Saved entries
========================================================================
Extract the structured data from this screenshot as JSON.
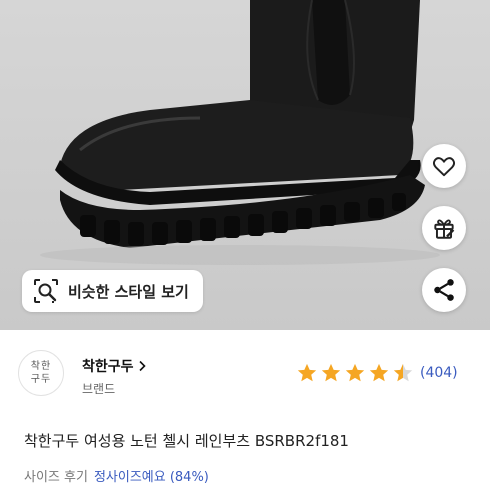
{
  "actions": {
    "similar_style_label": "비슷한 스타일 보기",
    "like_icon": "heart-icon",
    "gift_icon": "gift-icon",
    "share_icon": "share-icon",
    "search_icon": "image-search-icon"
  },
  "brand": {
    "logo_line1": "착한",
    "logo_line2": "구두",
    "name": "착한구두",
    "subtitle": "브랜드"
  },
  "rating": {
    "stars": 4.5,
    "max_stars": 5,
    "count_text": "(404)",
    "star_color": "#f5a623"
  },
  "product": {
    "title": "착한구두 여성용 노턴 첼시 레인부츠 BSRBR2f181"
  },
  "size_review": {
    "label": "사이즈 후기",
    "value": "정사이즈예요 (84%)"
  },
  "colors": {
    "accent_blue": "#3a5bbf",
    "boot": "#161616"
  }
}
========================================================================
> _YOUR GOAL_
All lines above with "착한구두" in them should be returned.

> _THE COMPLETED TASK_
    "name": "착한구두",
    "title": "착한구두 여성용 노턴 첼시 레인부츠 BSRBR2f181"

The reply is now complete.